■ **EXTRACTED INFORMATION**
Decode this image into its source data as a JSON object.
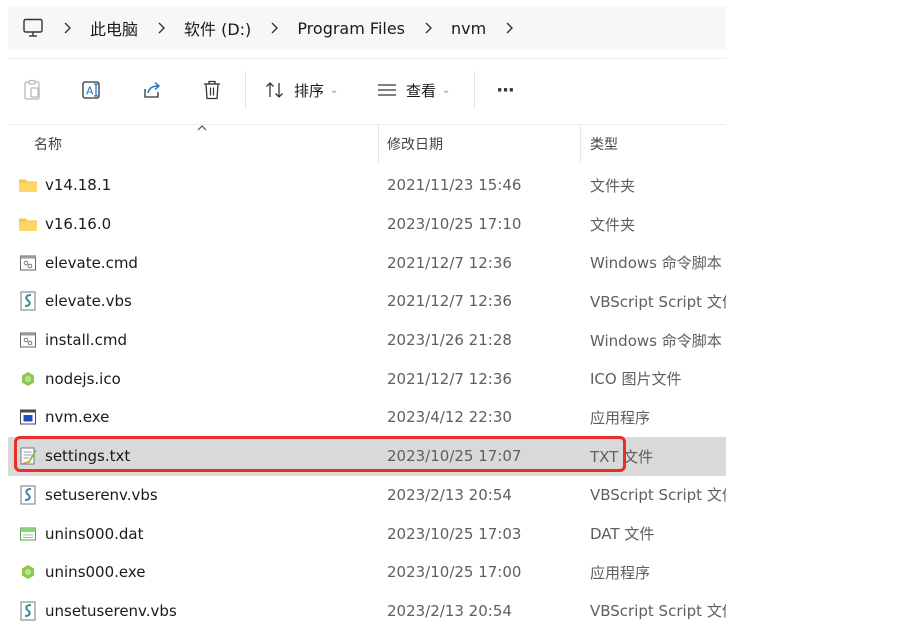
{
  "breadcrumb": {
    "items": [
      {
        "label": "此电脑"
      },
      {
        "label": "软件 (D:)"
      },
      {
        "label": "Program Files"
      },
      {
        "label": "nvm"
      }
    ]
  },
  "toolbar": {
    "sort_label": "排序",
    "view_label": "查看",
    "more_label": "···"
  },
  "columns": {
    "name": "名称",
    "date": "修改日期",
    "type": "类型"
  },
  "files": [
    {
      "name": "v14.18.1",
      "date": "2021/11/23 15:46",
      "type": "文件夹",
      "icon": "folder-icon"
    },
    {
      "name": "v16.16.0",
      "date": "2023/10/25 17:10",
      "type": "文件夹",
      "icon": "folder-icon"
    },
    {
      "name": "elevate.cmd",
      "date": "2021/12/7 12:36",
      "type": "Windows 命令脚本",
      "icon": "cmd-file-icon"
    },
    {
      "name": "elevate.vbs",
      "date": "2021/12/7 12:36",
      "type": "VBScript Script 文件",
      "icon": "vbs-file-icon"
    },
    {
      "name": "install.cmd",
      "date": "2023/1/26 21:28",
      "type": "Windows 命令脚本",
      "icon": "cmd-file-icon"
    },
    {
      "name": "nodejs.ico",
      "date": "2021/12/7 12:36",
      "type": "ICO 图片文件",
      "icon": "ico-file-icon"
    },
    {
      "name": "nvm.exe",
      "date": "2023/4/12 22:30",
      "type": "应用程序",
      "icon": "exe-file-icon"
    },
    {
      "name": "settings.txt",
      "date": "2023/10/25 17:07",
      "type": "TXT 文件",
      "icon": "txt-file-icon",
      "selected": true
    },
    {
      "name": "setuserenv.vbs",
      "date": "2023/2/13 20:54",
      "type": "VBScript Script 文件",
      "icon": "vbs-file-icon"
    },
    {
      "name": "unins000.dat",
      "date": "2023/10/25 17:03",
      "type": "DAT 文件",
      "icon": "dat-file-icon"
    },
    {
      "name": "unins000.exe",
      "date": "2023/10/25 17:00",
      "type": "应用程序",
      "icon": "ico-file-icon"
    },
    {
      "name": "unsetuserenv.vbs",
      "date": "2023/2/13 20:54",
      "type": "VBScript Script 文件",
      "icon": "vbs-file-icon"
    }
  ],
  "colors": {
    "highlight": "#e8302a",
    "selected_row": "#d9d9d9",
    "folder": "#f5c24c"
  }
}
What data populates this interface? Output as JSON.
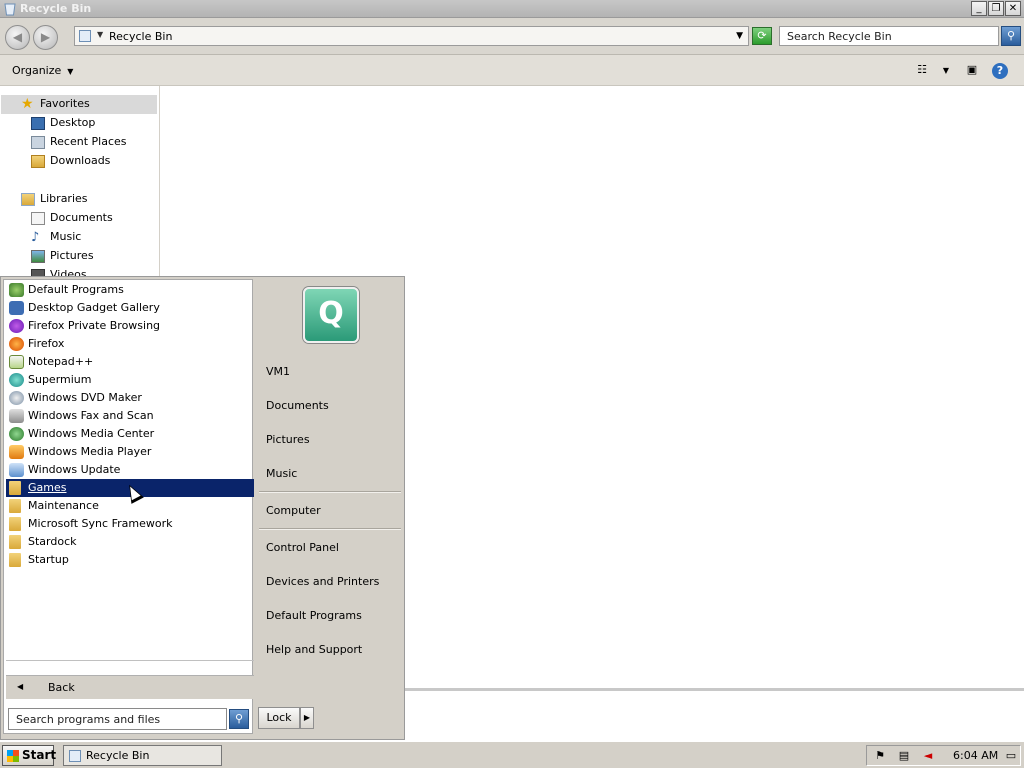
{
  "window": {
    "title": "Recycle Bin",
    "controls": {
      "minimize": "_",
      "restore": "❐",
      "close": "✕"
    }
  },
  "address": {
    "back": "◀",
    "forward": "▶",
    "path": "Recycle Bin",
    "search_placeholder": "Search Recycle Bin"
  },
  "toolbar": {
    "organize": "Organize"
  },
  "nav": {
    "favorites": {
      "label": "Favorites",
      "items": [
        "Desktop",
        "Recent Places",
        "Downloads"
      ]
    },
    "libraries": {
      "label": "Libraries",
      "items": [
        "Documents",
        "Music",
        "Pictures",
        "Videos"
      ]
    }
  },
  "start_menu": {
    "programs": [
      {
        "label": "Default Programs",
        "icon": "default-programs-icon",
        "color": "#4a8a3a"
      },
      {
        "label": "Desktop Gadget Gallery",
        "icon": "gadget-gallery-icon",
        "color": "#3d6db3"
      },
      {
        "label": "Firefox Private Browsing",
        "icon": "firefox-private-icon",
        "color": "#8a2be2"
      },
      {
        "label": "Firefox",
        "icon": "firefox-icon",
        "color": "#e66000"
      },
      {
        "label": "Notepad++",
        "icon": "notepadpp-icon",
        "color": "#86b83b"
      },
      {
        "label": "Supermium",
        "icon": "supermium-icon",
        "color": "#1aa5a5"
      },
      {
        "label": "Windows DVD Maker",
        "icon": "dvd-maker-icon",
        "color": "#7a8fa6"
      },
      {
        "label": "Windows Fax and Scan",
        "icon": "fax-scan-icon",
        "color": "#8d8d8d"
      },
      {
        "label": "Windows Media Center",
        "icon": "media-center-icon",
        "color": "#3a9a3a"
      },
      {
        "label": "Windows Media Player",
        "icon": "media-player-icon",
        "color": "#f08a1c"
      },
      {
        "label": "Windows Update",
        "icon": "windows-update-icon",
        "color": "#5b8fce"
      }
    ],
    "folders": [
      "Games",
      "Maintenance",
      "Microsoft Sync Framework",
      "Stardock",
      "Startup"
    ],
    "selected": "Games",
    "back": "Back",
    "search_placeholder": "Search programs and files",
    "right": {
      "user": "VM1",
      "group1": [
        "Documents",
        "Pictures",
        "Music"
      ],
      "group2": [
        "Computer"
      ],
      "group3": [
        "Control Panel",
        "Devices and Printers",
        "Default Programs",
        "Help and Support"
      ]
    },
    "lock": "Lock"
  },
  "taskbar": {
    "start": "Start",
    "task": "Recycle Bin",
    "clock": "6:04 AM"
  }
}
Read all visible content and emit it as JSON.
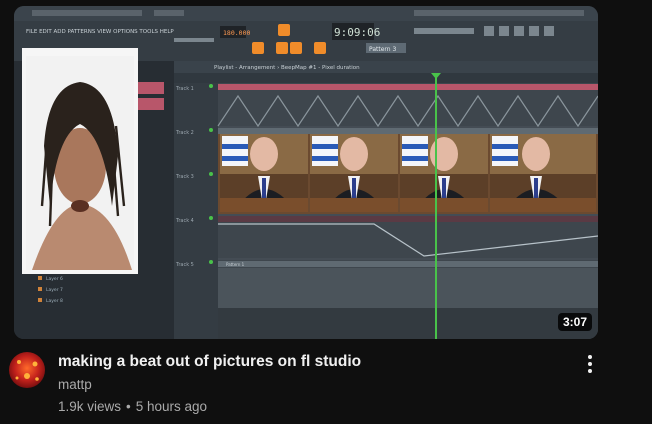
{
  "video": {
    "title": "making a beat out of pictures on fl studio",
    "channel": "mattp",
    "views": "1.9k views",
    "separator": "•",
    "uploaded": "5 hours ago",
    "duration": "3:07"
  },
  "thumbnail": {
    "menubar": "FILE  EDIT  ADD  PATTERNS  VIEW  OPTIONS  TOOLS  HELP",
    "tempo": "180.000",
    "time": "9:09:06",
    "pattern_selector": "Pattern 3",
    "playlist_title": "Playlist - Arrangement › BeepMap #1 - Pixel duration",
    "tracks": [
      "Track 1",
      "Track 2",
      "Track 3",
      "Track 4",
      "Track 5"
    ],
    "browser_items": [
      "Layer 6",
      "Layer 7",
      "Layer 8"
    ],
    "clip_label": "Pattern 1"
  },
  "colors": {
    "background": "#0f0f0f",
    "title": "#f1f1f1",
    "secondary": "#aaaaaa",
    "daw_bg": "#2c333a",
    "playhead": "#49c24a",
    "clip_red": "#b8566a"
  },
  "icons": {
    "more": "more-vert-icon",
    "avatar": "channel-avatar"
  }
}
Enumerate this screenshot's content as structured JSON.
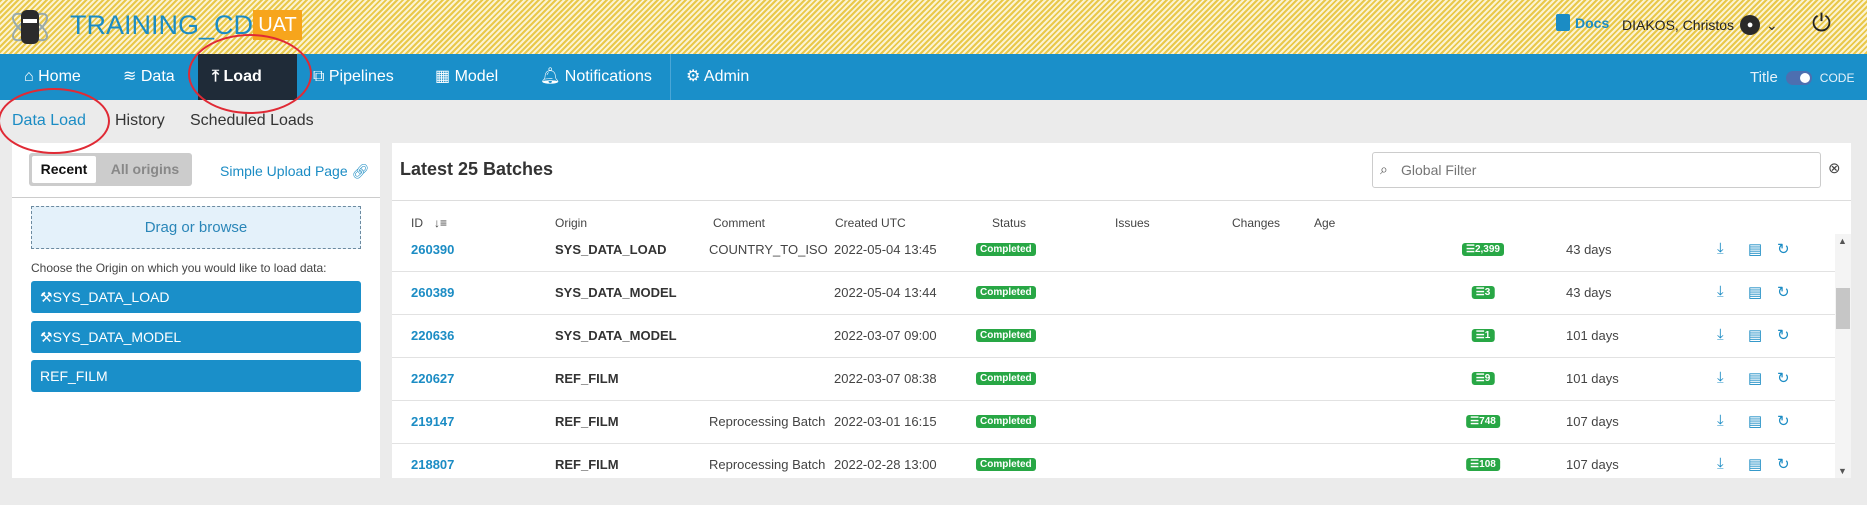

■ **SET EXERCISE**
Please repeat the entries exactly. Do not include the pictures.

■ **WRITTEN RESPONSE**
Decode this image into its source data as a JSON object.
{
  "breadcrumb": {
    "items": [
      {
        "label": "此电脑"
      },
      {
        "label": "软件 (D:)"
      },
      {
        "label": "Program Files"
      },
      {
        "label": "nvm"
      }
    ]
  },
  "toolbar": {
    "sort_label": "排序",
    "view_label": "查看",
    "more_label": "···"
  },
  "columns": {
    "name": "名称",
    "date": "修改日期",
    "type": "类型"
  },
  "files": [
    {
      "name": "v14.18.1",
      "date": "2021/11/23 15:46",
      "type": "文件夹",
      "icon": "folder-icon"
    },
    {
      "name": "v16.16.0",
      "date": "2023/10/25 17:10",
      "type": "文件夹",
      "icon": "folder-icon"
    },
    {
      "name": "elevate.cmd",
      "date": "2021/12/7 12:36",
      "type": "Windows 命令脚本",
      "icon": "cmd-file-icon"
    },
    {
      "name": "elevate.vbs",
      "date": "2021/12/7 12:36",
      "type": "VBScript Script 文件",
      "icon": "vbs-file-icon"
    },
    {
      "name": "install.cmd",
      "date": "2023/1/26 21:28",
      "type": "Windows 命令脚本",
      "icon": "cmd-file-icon"
    },
    {
      "name": "nodejs.ico",
      "date": "2021/12/7 12:36",
      "type": "ICO 图片文件",
      "icon": "ico-file-icon"
    },
    {
      "name": "nvm.exe",
      "date": "2023/4/12 22:30",
      "type": "应用程序",
      "icon": "exe-file-icon"
    },
    {
      "name": "settings.txt",
      "date": "2023/10/25 17:07",
      "type": "TXT 文件",
      "icon": "txt-file-icon",
      "selected": true
    },
    {
      "name": "setuserenv.vbs",
      "date": "2023/2/13 20:54",
      "type": "VBScript Script 文件",
      "icon": "vbs-file-icon"
    },
    {
      "name": "unins000.dat",
      "date": "2023/10/25 17:03",
      "type": "DAT 文件",
      "icon": "dat-file-icon"
    },
    {
      "name": "unins000.exe",
      "date": "2023/10/25 17:00",
      "type": "应用程序",
      "icon": "ico-file-icon"
    },
    {
      "name": "unsetuserenv.vbs",
      "date": "2023/2/13 20:54",
      "type": "VBScript Script 文件",
      "icon": "vbs-file-icon"
    }
  ],
  "colors": {
    "highlight": "#e8302a",
    "selected_row": "#d9d9d9",
    "folder": "#f5c24c"
  }
}
What data populates this interface? Output as JSON.
{
  "window": {
    "title": "Recycle Bin",
    "controls": {
      "minimize": "_",
      "restore": "❐",
      "close": "✕"
    }
  },
  "address": {
    "back": "◀",
    "forward": "▶",
    "path": "Recycle Bin",
    "search_placeholder": "Search Recycle Bin"
  },
  "toolbar": {
    "organize": "Organize"
  },
  "nav": {
    "favorites": {
      "label": "Favorites",
      "items": [
        "Desktop",
        "Recent Places",
        "Downloads"
      ]
    },
    "libraries": {
      "label": "Libraries",
      "items": [
        "Documents",
        "Music",
        "Pictures",
        "Videos"
      ]
    }
  },
  "start_menu": {
    "programs": [
      {
        "label": "Default Programs",
        "icon": "default-programs-icon",
        "color": "#4a8a3a"
      },
      {
        "label": "Desktop Gadget Gallery",
        "icon": "gadget-gallery-icon",
        "color": "#3d6db3"
      },
      {
        "label": "Firefox Private Browsing",
        "icon": "firefox-private-icon",
        "color": "#8a2be2"
      },
      {
        "label": "Firefox",
        "icon": "firefox-icon",
        "color": "#e66000"
      },
      {
        "label": "Notepad++",
        "icon": "notepadpp-icon",
        "color": "#86b83b"
      },
      {
        "label": "Supermium",
        "icon": "supermium-icon",
        "color": "#1aa5a5"
      },
      {
        "label": "Windows DVD Maker",
        "icon": "dvd-maker-icon",
        "color": "#7a8fa6"
      },
      {
        "label": "Windows Fax and Scan",
        "icon": "fax-scan-icon",
        "color": "#8d8d8d"
      },
      {
        "label": "Windows Media Center",
        "icon": "media-center-icon",
        "color": "#3a9a3a"
      },
      {
        "label": "Windows Media Player",
        "icon": "media-player-icon",
        "color": "#f08a1c"
      },
      {
        "label": "Windows Update",
        "icon": "windows-update-icon",
        "color": "#5b8fce"
      }
    ],
    "folders": [
      "Games",
      "Maintenance",
      "Microsoft Sync Framework",
      "Stardock",
      "Startup"
    ],
    "selected": "Games",
    "back": "Back",
    "search_placeholder": "Search programs and files",
    "right": {
      "user": "VM1",
      "group1": [
        "Documents",
        "Pictures",
        "Music"
      ],
      "group2": [
        "Computer"
      ],
      "group3": [
        "Control Panel",
        "Devices and Printers",
        "Default Programs",
        "Help and Support"
      ]
    },
    "lock": "Lock"
  },
  "taskbar": {
    "start": "Start",
    "task": "Recycle Bin",
    "clock": "6:04 AM"
  }
}
Read all visible content and emit it as JSON.
{
  "video": {
    "title": "making a beat out of pictures on fl studio",
    "channel": "mattp",
    "views": "1.9k views",
    "separator": "•",
    "uploaded": "5 hours ago",
    "duration": "3:07"
  },
  "thumbnail": {
    "menubar": "FILE  EDIT  ADD  PATTERNS  VIEW  OPTIONS  TOOLS  HELP",
    "tempo": "180.000",
    "time": "9:09:06",
    "pattern_selector": "Pattern 3",
    "playlist_title": "Playlist - Arrangement › BeepMap #1 - Pixel duration",
    "tracks": [
      "Track 1",
      "Track 2",
      "Track 3",
      "Track 4",
      "Track 5"
    ],
    "browser_items": [
      "Layer 6",
      "Layer 7",
      "Layer 8"
    ],
    "clip_label": "Pattern 1"
  },
  "colors": {
    "background": "#0f0f0f",
    "title": "#f1f1f1",
    "secondary": "#aaaaaa",
    "daw_bg": "#2c333a",
    "playhead": "#49c24a",
    "clip_red": "#b8566a"
  },
  "icons": {
    "more": "more-vert-icon",
    "avatar": "channel-avatar"
  }
}
Enumerate this screenshot's content as structured JSON.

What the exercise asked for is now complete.